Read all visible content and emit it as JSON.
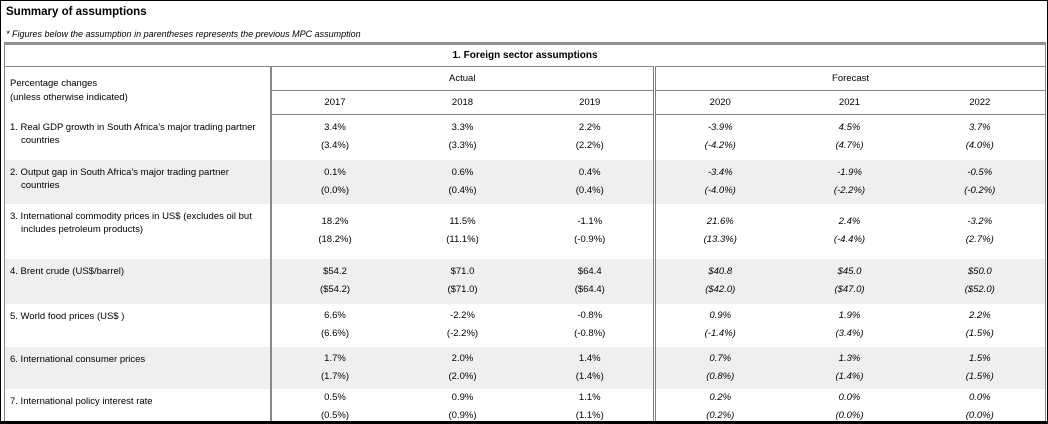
{
  "page": {
    "title": "Summary of assumptions",
    "note": "* Figures below the assumption in parentheses represents the previous MPC assumption"
  },
  "colors": {
    "row_shade": "#efefef",
    "border_gray": "#808080",
    "outer_border": "#000000",
    "text": "#000000"
  },
  "table": {
    "title": "1. Foreign sector assumptions",
    "row_header": {
      "line1": "Percentage changes",
      "line2": "(unless otherwise indicated)"
    },
    "groups": [
      {
        "label": "Actual",
        "years": [
          "2017",
          "2018",
          "2019"
        ]
      },
      {
        "label": "Forecast",
        "years": [
          "2020",
          "2021",
          "2022"
        ]
      }
    ],
    "rows": [
      {
        "label": "1. Real GDP growth in South Africa's major trading partner countries",
        "actual": [
          "3.4%",
          "3.3%",
          "2.2%"
        ],
        "actual_previous": [
          "(3.4%)",
          "(3.3%)",
          "(2.2%)"
        ],
        "forecast": [
          "-3.9%",
          "4.5%",
          "3.7%"
        ],
        "forecast_previous": [
          "(-4.2%)",
          "(4.7%)",
          "(4.0%)"
        ]
      },
      {
        "label": "2. Output gap in South Africa's major trading partner countries",
        "actual": [
          "0.1%",
          "0.6%",
          "0.4%"
        ],
        "actual_previous": [
          "(0.0%)",
          "(0.4%)",
          "(0.4%)"
        ],
        "forecast": [
          "-3.4%",
          "-1.9%",
          "-0.5%"
        ],
        "forecast_previous": [
          "(-4.0%)",
          "(-2.2%)",
          "(-0.2%)"
        ]
      },
      {
        "label": "3. International commodity prices in US$ (excludes oil but includes petroleum products)",
        "actual": [
          "18.2%",
          "11.5%",
          "-1.1%"
        ],
        "actual_previous": [
          "(18.2%)",
          "(11.1%)",
          "(-0.9%)"
        ],
        "forecast": [
          "21.6%",
          "2.4%",
          "-3.2%"
        ],
        "forecast_previous": [
          "(13.3%)",
          "(-4.4%)",
          "(2.7%)"
        ]
      },
      {
        "label": "4. Brent crude (US$/barrel)",
        "actual": [
          "$54.2",
          "$71.0",
          "$64.4"
        ],
        "actual_previous": [
          "($54.2)",
          "($71.0)",
          "($64.4)"
        ],
        "forecast": [
          "$40.8",
          "$45.0",
          "$50.0"
        ],
        "forecast_previous": [
          "($42.0)",
          "($47.0)",
          "($52.0)"
        ]
      },
      {
        "label": "5. World food prices (US$ )",
        "actual": [
          "6.6%",
          "-2.2%",
          "-0.8%"
        ],
        "actual_previous": [
          "(6.6%)",
          "(-2.2%)",
          "(-0.8%)"
        ],
        "forecast": [
          "0.9%",
          "1.9%",
          "2.2%"
        ],
        "forecast_previous": [
          "(-1.4%)",
          "(3.4%)",
          "(1.5%)"
        ]
      },
      {
        "label": "6. International consumer prices",
        "actual": [
          "1.7%",
          "2.0%",
          "1.4%"
        ],
        "actual_previous": [
          "(1.7%)",
          "(2.0%)",
          "(1.4%)"
        ],
        "forecast": [
          "0.7%",
          "1.3%",
          "1.5%"
        ],
        "forecast_previous": [
          "(0.8%)",
          "(1.4%)",
          "(1.5%)"
        ]
      },
      {
        "label": "7. International policy interest rate",
        "actual": [
          "0.5%",
          "0.9%",
          "1.1%"
        ],
        "actual_previous": [
          "(0.5%)",
          "(0.9%)",
          "(1.1%)"
        ],
        "forecast": [
          "0.2%",
          "0.0%",
          "0.0%"
        ],
        "forecast_previous": [
          "(0.2%)",
          "(0.0%)",
          "(0.0%)"
        ]
      }
    ]
  }
}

__Exercise details__
Make an exact copy of the data, leaving its pictures out.

__Solution to this exercise__
Read all visible content and emit it as JSON.
{
  "page": {
    "title": "Summary of assumptions",
    "note": "* Figures below the assumption in parentheses represents the previous MPC assumption"
  },
  "colors": {
    "row_shade": "#efefef",
    "border_gray": "#808080",
    "outer_border": "#000000",
    "text": "#000000"
  },
  "table": {
    "title": "1. Foreign sector assumptions",
    "row_header": {
      "line1": "Percentage changes",
      "line2": "(unless otherwise indicated)"
    },
    "groups": [
      {
        "label": "Actual",
        "years": [
          "2017",
          "2018",
          "2019"
        ]
      },
      {
        "label": "Forecast",
        "years": [
          "2020",
          "2021",
          "2022"
        ]
      }
    ],
    "rows": [
      {
        "label": "1. Real GDP growth in South Africa's major trading partner countries",
        "actual": [
          "3.4%",
          "3.3%",
          "2.2%"
        ],
        "actual_previous": [
          "(3.4%)",
          "(3.3%)",
          "(2.2%)"
        ],
        "forecast": [
          "-3.9%",
          "4.5%",
          "3.7%"
        ],
        "forecast_previous": [
          "(-4.2%)",
          "(4.7%)",
          "(4.0%)"
        ]
      },
      {
        "label": "2. Output gap in South Africa's major trading partner countries",
        "actual": [
          "0.1%",
          "0.6%",
          "0.4%"
        ],
        "actual_previous": [
          "(0.0%)",
          "(0.4%)",
          "(0.4%)"
        ],
        "forecast": [
          "-3.4%",
          "-1.9%",
          "-0.5%"
        ],
        "forecast_previous": [
          "(-4.0%)",
          "(-2.2%)",
          "(-0.2%)"
        ]
      },
      {
        "label": "3. International commodity prices in US$ (excludes oil but includes petroleum products)",
        "actual": [
          "18.2%",
          "11.5%",
          "-1.1%"
        ],
        "actual_previous": [
          "(18.2%)",
          "(11.1%)",
          "(-0.9%)"
        ],
        "forecast": [
          "21.6%",
          "2.4%",
          "-3.2%"
        ],
        "forecast_previous": [
          "(13.3%)",
          "(-4.4%)",
          "(2.7%)"
        ]
      },
      {
        "label": "4. Brent crude (US$/barrel)",
        "actual": [
          "$54.2",
          "$71.0",
          "$64.4"
        ],
        "actual_previous": [
          "($54.2)",
          "($71.0)",
          "($64.4)"
        ],
        "forecast": [
          "$40.8",
          "$45.0",
          "$50.0"
        ],
        "forecast_previous": [
          "($42.0)",
          "($47.0)",
          "($52.0)"
        ]
      },
      {
        "label": "5. World food prices (US$ )",
        "actual": [
          "6.6%",
          "-2.2%",
          "-0.8%"
        ],
        "actual_previous": [
          "(6.6%)",
          "(-2.2%)",
          "(-0.8%)"
        ],
        "forecast": [
          "0.9%",
          "1.9%",
          "2.2%"
        ],
        "forecast_previous": [
          "(-1.4%)",
          "(3.4%)",
          "(1.5%)"
        ]
      },
      {
        "label": "6. International consumer prices",
        "actual": [
          "1.7%",
          "2.0%",
          "1.4%"
        ],
        "actual_previous": [
          "(1.7%)",
          "(2.0%)",
          "(1.4%)"
        ],
        "forecast": [
          "0.7%",
          "1.3%",
          "1.5%"
        ],
        "forecast_previous": [
          "(0.8%)",
          "(1.4%)",
          "(1.5%)"
        ]
      },
      {
        "label": "7. International policy interest rate",
        "actual": [
          "0.5%",
          "0.9%",
          "1.1%"
        ],
        "actual_previous": [
          "(0.5%)",
          "(0.9%)",
          "(1.1%)"
        ],
        "forecast": [
          "0.2%",
          "0.0%",
          "0.0%"
        ],
        "forecast_previous": [
          "(0.2%)",
          "(0.0%)",
          "(0.0%)"
        ]
      }
    ]
  }
}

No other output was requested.